EXERCISE OBJECTIVE: Copy out each line of the material below that holds the string "Naturales".
[START RECORDS TO USE]
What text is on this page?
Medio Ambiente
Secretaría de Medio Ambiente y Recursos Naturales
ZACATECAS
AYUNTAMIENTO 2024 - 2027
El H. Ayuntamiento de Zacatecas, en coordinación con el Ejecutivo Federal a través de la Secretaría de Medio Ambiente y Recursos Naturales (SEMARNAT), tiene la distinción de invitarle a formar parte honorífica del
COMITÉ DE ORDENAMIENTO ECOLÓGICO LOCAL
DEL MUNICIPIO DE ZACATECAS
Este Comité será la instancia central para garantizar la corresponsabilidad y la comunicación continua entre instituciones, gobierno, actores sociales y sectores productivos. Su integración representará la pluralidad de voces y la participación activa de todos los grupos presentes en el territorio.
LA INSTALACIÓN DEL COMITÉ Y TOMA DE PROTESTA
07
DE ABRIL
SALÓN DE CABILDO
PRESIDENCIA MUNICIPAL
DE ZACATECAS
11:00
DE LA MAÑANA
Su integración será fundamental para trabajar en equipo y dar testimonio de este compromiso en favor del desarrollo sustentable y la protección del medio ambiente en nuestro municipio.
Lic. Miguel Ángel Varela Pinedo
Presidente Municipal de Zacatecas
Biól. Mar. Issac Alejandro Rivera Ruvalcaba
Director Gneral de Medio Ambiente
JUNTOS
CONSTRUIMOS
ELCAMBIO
[END RECORDS TO USE]
SOLUTION FOR THIS PROBLEM:
Secretaría de Medio Ambiente y Recursos Naturales
El H. Ayuntamiento de Zacatecas, en coordinación con el Ejecutivo Federal a través de la Secretaría de Medio Ambiente y Recursos Naturales (SEMARNAT), tiene la distinción de invitarle a formar parte honorífica del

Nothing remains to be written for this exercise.